== PROVIDED TEXT ==
Notes: GoLang - Maps vs Slices and Using Slice as buffer

Maps vs Slices

• In go maps are refernce oriented. If you pass a map to a function as argument, any changes to that map inside the function will reflect to original function as well.

package main

import (
	"fmt"
)

func main() {
	var testMap = make(map[string]string)
	testMap["lang"] = "go"
	fmt.Println("Before updating the map")
	fmt.Println("-------------")
	for key, val := range testMap {
		fmt.Println(key, val)
	}

	_ = updateMap(testMap)
	fmt.Println()
	fmt.Println("Before updating the map in another function")
	fmt.Println("-------------")
	for key, val := range testMap {
		fmt.Println(key, val)
	}
}

func updateMap(testMap map[string]string) map[string]string {
	testMap["type"] = "compiled"
	return testMap
}

• The main reason behind this is, in Go maps are implemented as pointer to structs
• In the runtime Go implements a struct based on the map.

== GOAL OF THE EXERCISE ==
Extract the notes on Go maps versus slices and reproduce the whole text word for word.

== DATASET ROWS ==
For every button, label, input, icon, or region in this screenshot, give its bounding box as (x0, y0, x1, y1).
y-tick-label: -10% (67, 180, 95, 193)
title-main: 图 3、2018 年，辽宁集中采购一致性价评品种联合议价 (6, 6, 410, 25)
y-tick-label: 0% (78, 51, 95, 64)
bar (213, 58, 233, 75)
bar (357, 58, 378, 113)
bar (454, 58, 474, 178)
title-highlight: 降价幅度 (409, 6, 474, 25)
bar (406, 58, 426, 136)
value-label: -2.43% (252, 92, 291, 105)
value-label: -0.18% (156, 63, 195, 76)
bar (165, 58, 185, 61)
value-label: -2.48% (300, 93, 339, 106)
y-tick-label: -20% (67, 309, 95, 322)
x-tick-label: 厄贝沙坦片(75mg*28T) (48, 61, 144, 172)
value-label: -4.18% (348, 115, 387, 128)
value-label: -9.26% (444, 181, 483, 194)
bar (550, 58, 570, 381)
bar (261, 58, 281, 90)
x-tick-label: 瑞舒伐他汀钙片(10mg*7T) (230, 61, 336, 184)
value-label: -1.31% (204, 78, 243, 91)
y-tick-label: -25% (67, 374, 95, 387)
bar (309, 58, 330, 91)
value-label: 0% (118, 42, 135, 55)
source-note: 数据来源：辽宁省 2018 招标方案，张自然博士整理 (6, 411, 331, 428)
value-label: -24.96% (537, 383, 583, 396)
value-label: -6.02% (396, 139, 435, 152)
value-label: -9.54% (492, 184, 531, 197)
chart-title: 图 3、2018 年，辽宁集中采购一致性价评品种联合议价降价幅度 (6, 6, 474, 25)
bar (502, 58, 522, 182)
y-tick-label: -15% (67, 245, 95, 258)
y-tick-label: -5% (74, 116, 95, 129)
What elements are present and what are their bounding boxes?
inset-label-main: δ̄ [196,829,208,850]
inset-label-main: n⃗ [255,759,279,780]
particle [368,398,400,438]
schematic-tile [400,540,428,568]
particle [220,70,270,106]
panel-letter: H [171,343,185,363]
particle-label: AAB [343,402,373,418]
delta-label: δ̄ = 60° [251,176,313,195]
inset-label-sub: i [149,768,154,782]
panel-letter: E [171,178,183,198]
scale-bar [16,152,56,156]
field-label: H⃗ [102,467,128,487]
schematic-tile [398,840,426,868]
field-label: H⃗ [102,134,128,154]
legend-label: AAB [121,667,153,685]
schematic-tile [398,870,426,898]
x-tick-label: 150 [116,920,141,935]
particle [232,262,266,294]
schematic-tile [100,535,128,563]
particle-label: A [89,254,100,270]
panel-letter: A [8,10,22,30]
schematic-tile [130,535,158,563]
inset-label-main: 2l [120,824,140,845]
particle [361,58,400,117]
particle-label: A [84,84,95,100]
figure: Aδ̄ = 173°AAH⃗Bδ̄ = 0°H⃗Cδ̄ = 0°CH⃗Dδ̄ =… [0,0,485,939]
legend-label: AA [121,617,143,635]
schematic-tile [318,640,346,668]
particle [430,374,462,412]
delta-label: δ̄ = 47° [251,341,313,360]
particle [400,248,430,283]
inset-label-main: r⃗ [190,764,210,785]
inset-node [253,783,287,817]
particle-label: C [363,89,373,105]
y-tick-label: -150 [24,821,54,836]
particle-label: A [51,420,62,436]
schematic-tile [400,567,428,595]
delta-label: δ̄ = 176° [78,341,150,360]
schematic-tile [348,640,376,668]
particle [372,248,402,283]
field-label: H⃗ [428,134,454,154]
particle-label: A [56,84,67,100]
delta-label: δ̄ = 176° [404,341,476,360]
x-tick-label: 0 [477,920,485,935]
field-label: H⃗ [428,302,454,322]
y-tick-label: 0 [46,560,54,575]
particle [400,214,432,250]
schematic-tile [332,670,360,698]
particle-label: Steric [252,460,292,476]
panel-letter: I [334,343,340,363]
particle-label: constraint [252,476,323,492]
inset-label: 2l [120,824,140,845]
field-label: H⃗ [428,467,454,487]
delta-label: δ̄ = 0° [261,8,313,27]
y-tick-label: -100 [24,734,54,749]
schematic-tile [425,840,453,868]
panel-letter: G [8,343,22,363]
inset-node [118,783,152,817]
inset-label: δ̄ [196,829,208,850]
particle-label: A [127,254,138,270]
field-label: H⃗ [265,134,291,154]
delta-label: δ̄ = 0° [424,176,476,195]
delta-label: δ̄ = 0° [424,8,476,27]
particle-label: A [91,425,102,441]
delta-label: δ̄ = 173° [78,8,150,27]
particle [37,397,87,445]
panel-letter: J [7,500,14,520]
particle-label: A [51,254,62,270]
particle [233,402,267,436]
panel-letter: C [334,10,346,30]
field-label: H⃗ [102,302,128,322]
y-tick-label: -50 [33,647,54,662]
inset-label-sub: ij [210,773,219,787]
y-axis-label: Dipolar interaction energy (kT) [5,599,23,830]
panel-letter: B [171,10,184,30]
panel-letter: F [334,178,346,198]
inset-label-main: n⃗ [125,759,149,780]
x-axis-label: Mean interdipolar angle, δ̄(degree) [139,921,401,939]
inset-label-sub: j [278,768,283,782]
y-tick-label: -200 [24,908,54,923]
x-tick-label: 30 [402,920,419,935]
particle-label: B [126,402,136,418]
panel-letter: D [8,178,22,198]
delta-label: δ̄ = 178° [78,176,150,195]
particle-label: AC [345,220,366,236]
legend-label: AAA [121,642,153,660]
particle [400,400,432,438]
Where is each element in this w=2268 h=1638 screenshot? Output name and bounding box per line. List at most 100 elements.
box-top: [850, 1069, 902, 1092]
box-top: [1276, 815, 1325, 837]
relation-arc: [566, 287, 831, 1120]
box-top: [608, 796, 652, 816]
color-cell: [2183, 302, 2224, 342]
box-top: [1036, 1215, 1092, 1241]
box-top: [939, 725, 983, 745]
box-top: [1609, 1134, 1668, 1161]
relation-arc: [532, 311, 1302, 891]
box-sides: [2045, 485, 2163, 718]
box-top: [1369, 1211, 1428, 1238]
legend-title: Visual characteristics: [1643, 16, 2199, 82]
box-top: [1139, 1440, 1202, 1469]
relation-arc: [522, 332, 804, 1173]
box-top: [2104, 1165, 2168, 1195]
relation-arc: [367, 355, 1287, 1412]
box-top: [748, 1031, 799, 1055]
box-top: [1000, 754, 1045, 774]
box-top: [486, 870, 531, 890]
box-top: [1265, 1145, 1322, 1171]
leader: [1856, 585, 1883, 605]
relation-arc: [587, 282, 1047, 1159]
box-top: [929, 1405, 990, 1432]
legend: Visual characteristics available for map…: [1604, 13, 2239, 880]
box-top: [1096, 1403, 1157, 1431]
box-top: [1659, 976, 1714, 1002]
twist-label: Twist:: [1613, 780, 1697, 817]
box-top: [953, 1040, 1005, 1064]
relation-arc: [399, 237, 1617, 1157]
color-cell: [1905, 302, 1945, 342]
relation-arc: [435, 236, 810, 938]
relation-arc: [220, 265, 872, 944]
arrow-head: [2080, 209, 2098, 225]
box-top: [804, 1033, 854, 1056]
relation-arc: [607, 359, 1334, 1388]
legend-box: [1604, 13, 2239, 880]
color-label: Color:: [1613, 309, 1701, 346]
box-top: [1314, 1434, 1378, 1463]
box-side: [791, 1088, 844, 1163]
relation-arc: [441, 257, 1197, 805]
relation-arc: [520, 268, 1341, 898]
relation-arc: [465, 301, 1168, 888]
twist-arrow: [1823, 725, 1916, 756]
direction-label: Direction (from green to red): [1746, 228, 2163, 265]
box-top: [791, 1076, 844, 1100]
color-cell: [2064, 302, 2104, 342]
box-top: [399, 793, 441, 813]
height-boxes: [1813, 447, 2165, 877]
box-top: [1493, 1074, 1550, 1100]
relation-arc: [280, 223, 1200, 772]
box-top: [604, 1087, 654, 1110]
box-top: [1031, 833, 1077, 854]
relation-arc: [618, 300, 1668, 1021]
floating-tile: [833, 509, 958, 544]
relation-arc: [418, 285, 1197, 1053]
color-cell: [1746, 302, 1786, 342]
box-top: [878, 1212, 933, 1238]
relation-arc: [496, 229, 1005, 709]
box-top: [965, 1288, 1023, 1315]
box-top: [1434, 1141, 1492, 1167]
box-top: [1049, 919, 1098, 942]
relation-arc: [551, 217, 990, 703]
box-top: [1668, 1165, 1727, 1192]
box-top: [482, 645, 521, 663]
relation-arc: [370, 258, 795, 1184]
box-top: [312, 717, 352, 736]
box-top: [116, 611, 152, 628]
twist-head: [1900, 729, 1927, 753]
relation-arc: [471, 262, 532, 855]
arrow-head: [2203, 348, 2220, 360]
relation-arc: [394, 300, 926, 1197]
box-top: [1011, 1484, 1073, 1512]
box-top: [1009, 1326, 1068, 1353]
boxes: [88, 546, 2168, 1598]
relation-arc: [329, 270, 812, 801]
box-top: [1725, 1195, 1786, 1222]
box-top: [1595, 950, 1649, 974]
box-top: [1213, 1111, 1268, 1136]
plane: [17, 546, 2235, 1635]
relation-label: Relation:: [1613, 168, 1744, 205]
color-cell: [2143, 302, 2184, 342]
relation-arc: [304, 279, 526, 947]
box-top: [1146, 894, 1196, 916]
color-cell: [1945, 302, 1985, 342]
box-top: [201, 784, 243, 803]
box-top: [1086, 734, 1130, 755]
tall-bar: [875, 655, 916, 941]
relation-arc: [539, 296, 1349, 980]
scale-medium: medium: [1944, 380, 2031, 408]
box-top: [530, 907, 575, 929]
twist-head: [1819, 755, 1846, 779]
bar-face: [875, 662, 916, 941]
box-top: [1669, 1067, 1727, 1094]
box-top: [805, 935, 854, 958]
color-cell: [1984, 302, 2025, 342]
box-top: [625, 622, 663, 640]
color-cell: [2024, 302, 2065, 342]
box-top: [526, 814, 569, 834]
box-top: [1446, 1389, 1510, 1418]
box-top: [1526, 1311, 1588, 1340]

== REPLY TO THE TASK ==
Notes: GoLang - Maps vs Slices and Using Slice as buffer

Maps vs Slices

• In go maps are refernce oriented. If you pass a map to a function as argument, any changes to that map inside the function will reflect to original function as well.

package main

import (
	"fmt"
)

func main() {
	var testMap = make(map[string]string)
	testMap["lang"] = "go"
	fmt.Println("Before updating the map")
	fmt.Println("-------------")
	for key, val := range testMap {
		fmt.Println(key, val)
	}

	_ = updateMap(testMap)
	fmt.Println()
	fmt.Println("Before updating the map in another function")
	fmt.Println("-------------")
	for key, val := range testMap {
		fmt.Println(key, val)
	}
}

func updateMap(testMap map[string]string) map[string]string {
	testMap["type"] = "compiled"
	return testMap
}

• The main reason behind this is, in Go maps are implemented as pointer to structs
• In the runtime Go implements a struct based on the map.